DATA PROVIDED |
────────────────────────────────────────
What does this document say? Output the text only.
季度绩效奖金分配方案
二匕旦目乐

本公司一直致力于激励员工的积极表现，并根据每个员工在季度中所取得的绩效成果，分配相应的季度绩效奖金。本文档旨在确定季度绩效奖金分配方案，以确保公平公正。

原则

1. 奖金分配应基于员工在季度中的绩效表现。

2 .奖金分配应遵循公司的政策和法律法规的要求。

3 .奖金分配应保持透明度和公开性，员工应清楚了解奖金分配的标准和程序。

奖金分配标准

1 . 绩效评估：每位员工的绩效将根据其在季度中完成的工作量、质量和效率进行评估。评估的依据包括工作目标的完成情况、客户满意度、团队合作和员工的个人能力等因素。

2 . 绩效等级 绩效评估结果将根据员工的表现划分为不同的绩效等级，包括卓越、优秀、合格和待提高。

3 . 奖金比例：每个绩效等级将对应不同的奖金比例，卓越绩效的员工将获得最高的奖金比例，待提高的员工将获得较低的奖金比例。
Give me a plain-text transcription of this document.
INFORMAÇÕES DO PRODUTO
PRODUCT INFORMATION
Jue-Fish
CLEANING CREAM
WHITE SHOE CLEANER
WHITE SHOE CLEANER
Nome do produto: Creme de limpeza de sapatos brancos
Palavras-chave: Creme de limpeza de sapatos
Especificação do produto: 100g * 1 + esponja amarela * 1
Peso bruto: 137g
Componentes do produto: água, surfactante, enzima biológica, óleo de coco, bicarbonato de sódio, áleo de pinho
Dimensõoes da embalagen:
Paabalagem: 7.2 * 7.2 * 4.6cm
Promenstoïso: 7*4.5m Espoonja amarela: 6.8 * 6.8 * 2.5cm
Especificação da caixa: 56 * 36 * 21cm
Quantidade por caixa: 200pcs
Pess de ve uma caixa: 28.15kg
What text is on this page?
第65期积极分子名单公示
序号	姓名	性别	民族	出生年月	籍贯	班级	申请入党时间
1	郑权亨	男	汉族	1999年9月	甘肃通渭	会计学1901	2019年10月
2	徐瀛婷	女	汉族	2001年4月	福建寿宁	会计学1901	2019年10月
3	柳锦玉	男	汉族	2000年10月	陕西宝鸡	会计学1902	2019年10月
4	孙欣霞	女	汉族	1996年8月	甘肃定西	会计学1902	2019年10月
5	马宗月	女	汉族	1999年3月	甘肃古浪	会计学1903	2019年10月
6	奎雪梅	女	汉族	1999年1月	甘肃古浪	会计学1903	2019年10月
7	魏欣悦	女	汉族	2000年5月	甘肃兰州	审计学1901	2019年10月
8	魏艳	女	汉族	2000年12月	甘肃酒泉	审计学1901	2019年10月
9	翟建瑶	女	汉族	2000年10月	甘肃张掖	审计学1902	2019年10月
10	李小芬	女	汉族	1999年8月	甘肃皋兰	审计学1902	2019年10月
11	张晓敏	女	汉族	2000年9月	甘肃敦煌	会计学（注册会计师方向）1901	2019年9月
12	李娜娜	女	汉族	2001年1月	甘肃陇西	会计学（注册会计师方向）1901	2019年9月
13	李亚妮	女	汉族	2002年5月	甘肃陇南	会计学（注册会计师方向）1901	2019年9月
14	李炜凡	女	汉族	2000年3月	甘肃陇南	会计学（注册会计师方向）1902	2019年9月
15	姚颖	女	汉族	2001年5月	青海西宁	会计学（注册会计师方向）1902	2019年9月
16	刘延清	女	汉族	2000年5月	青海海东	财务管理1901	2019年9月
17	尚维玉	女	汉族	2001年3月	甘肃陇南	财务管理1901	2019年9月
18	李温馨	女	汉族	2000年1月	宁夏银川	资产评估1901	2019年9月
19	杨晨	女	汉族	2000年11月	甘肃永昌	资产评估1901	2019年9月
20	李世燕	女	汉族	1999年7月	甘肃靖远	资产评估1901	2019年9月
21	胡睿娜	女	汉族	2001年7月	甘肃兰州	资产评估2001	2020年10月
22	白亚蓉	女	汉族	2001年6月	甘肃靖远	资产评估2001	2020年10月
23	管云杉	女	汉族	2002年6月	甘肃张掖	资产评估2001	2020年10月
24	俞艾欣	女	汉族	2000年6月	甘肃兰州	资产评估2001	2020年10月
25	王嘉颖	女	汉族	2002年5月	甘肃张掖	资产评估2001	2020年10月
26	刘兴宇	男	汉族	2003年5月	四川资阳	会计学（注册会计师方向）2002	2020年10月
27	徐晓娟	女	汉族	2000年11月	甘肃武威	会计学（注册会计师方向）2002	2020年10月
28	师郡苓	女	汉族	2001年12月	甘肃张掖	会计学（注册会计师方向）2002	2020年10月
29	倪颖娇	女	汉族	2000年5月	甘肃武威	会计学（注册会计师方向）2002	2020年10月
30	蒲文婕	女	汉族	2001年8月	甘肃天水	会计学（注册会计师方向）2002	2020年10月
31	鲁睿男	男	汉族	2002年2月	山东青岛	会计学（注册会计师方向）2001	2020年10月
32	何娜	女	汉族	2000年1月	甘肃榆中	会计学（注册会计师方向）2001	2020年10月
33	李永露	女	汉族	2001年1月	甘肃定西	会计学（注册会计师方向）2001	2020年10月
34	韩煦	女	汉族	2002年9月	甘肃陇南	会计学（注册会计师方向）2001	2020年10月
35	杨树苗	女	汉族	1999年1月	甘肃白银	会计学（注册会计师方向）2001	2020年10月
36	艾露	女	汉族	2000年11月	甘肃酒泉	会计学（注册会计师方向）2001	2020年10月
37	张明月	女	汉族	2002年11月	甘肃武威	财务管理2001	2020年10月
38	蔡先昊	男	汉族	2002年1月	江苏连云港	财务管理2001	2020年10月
────────────────────────────────────────
Your task is to give the records above again, exactly.

TASK RESPONSE |
What does this document say? Output the text only.
季度绩效奖金分配方案
二匕旦目乐

本公司一直致力于激励员工的积极表现，并根据每个员工在季度中所取得的绩效成果，分配相应的季度绩效奖金。本文档旨在确定季度绩效奖金分配方案，以确保公平公正。

原则

1. 奖金分配应基于员工在季度中的绩效表现。

2 .奖金分配应遵循公司的政策和法律法规的要求。

3 .奖金分配应保持透明度和公开性，员工应清楚了解奖金分配的标准和程序。

奖金分配标准

1 . 绩效评估：每位员工的绩效将根据其在季度中完成的工作量、质量和效率进行评估。评估的依据包括工作目标的完成情况、客户满意度、团队合作和员工的个人能力等因素。

2 . 绩效等级 绩效评估结果将根据员工的表现划分为不同的绩效等级，包括卓越、优秀、合格和待提高。

3 . 奖金比例：每个绩效等级将对应不同的奖金比例，卓越绩效的员工将获得最高的奖金比例，待提高的员工将获得较低的奖金比例。
Give me a plain-text transcription of this document.
INFORMAÇÕES DO PRODUTO
PRODUCT INFORMATION
Jue-Fish
CLEANING CREAM
WHITE SHOE CLEANER
WHITE SHOE CLEANER
Nome do produto: Creme de limpeza de sapatos brancos
Palavras-chave: Creme de limpeza de sapatos
Especificação do produto: 100g * 1 + esponja amarela * 1
Peso bruto: 137g
Componentes do produto: água, surfactante, enzima biológica, óleo de coco, bicarbonato de sódio, áleo de pinho
Dimensõoes da embalagen:
Paabalagem: 7.2 * 7.2 * 4.6cm
Promenstoïso: 7*4.5m Espoonja amarela: 6.8 * 6.8 * 2.5cm
Especificação da caixa: 56 * 36 * 21cm
Quantidade por caixa: 200pcs
Pess de ve uma caixa: 28.15kg
What text is on this page?
第65期积极分子名单公示
序号	姓名	性别	民族	出生年月	籍贯	班级	申请入党时间
1	郑权亨	男	汉族	1999年9月	甘肃通渭	会计学1901	2019年10月
2	徐瀛婷	女	汉族	2001年4月	福建寿宁	会计学1901	2019年10月
3	柳锦玉	男	汉族	2000年10月	陕西宝鸡	会计学1902	2019年10月
4	孙欣霞	女	汉族	1996年8月	甘肃定西	会计学1902	2019年10月
5	马宗月	女	汉族	1999年3月	甘肃古浪	会计学1903	2019年10月
6	奎雪梅	女	汉族	1999年1月	甘肃古浪	会计学1903	2019年10月
7	魏欣悦	女	汉族	2000年5月	甘肃兰州	审计学1901	2019年10月
8	魏艳	女	汉族	2000年12月	甘肃酒泉	审计学1901	2019年10月
9	翟建瑶	女	汉族	2000年10月	甘肃张掖	审计学1902	2019年10月
10	李小芬	女	汉族	1999年8月	甘肃皋兰	审计学1902	2019年10月
11	张晓敏	女	汉族	2000年9月	甘肃敦煌	会计学（注册会计师方向）1901	2019年9月
12	李娜娜	女	汉族	2001年1月	甘肃陇西	会计学（注册会计师方向）1901	2019年9月
13	李亚妮	女	汉族	2002年5月	甘肃陇南	会计学（注册会计师方向）1901	2019年9月
14	李炜凡	女	汉族	2000年3月	甘肃陇南	会计学（注册会计师方向）1902	2019年9月
15	姚颖	女	汉族	2001年5月	青海西宁	会计学（注册会计师方向）1902	2019年9月
16	刘延清	女	汉族	2000年5月	青海海东	财务管理1901	2019年9月
17	尚维玉	女	汉族	2001年3月	甘肃陇南	财务管理1901	2019年9月
18	李温馨	女	汉族	2000年1月	宁夏银川	资产评估1901	2019年9月
19	杨晨	女	汉族	2000年11月	甘肃永昌	资产评估1901	2019年9月
20	李世燕	女	汉族	1999年7月	甘肃靖远	资产评估1901	2019年9月
21	胡睿娜	女	汉族	2001年7月	甘肃兰州	资产评估2001	2020年10月
22	白亚蓉	女	汉族	2001年6月	甘肃靖远	资产评估2001	2020年10月
23	管云杉	女	汉族	2002年6月	甘肃张掖	资产评估2001	2020年10月
24	俞艾欣	女	汉族	2000年6月	甘肃兰州	资产评估2001	2020年10月
25	王嘉颖	女	汉族	2002年5月	甘肃张掖	资产评估2001	2020年10月
26	刘兴宇	男	汉族	2003年5月	四川资阳	会计学（注册会计师方向）2002	2020年10月
27	徐晓娟	女	汉族	2000年11月	甘肃武威	会计学（注册会计师方向）2002	2020年10月
28	师郡苓	女	汉族	2001年12月	甘肃张掖	会计学（注册会计师方向）2002	2020年10月
29	倪颖娇	女	汉族	2000年5月	甘肃武威	会计学（注册会计师方向）2002	2020年10月
30	蒲文婕	女	汉族	2001年8月	甘肃天水	会计学（注册会计师方向）2002	2020年10月
31	鲁睿男	男	汉族	2002年2月	山东青岛	会计学（注册会计师方向）2001	2020年10月
32	何娜	女	汉族	2000年1月	甘肃榆中	会计学（注册会计师方向）2001	2020年10月
33	李永露	女	汉族	2001年1月	甘肃定西	会计学（注册会计师方向）2001	2020年10月
34	韩煦	女	汉族	2002年9月	甘肃陇南	会计学（注册会计师方向）2001	2020年10月
35	杨树苗	女	汉族	1999年1月	甘肃白银	会计学（注册会计师方向）2001	2020年10月
36	艾露	女	汉族	2000年11月	甘肃酒泉	会计学（注册会计师方向）2001	2020年10月
37	张明月	女	汉族	2002年11月	甘肃武威	财务管理2001	2020年10月
38	蔡先昊	男	汉族	2002年1月	江苏连云港	财务管理2001	2020年10月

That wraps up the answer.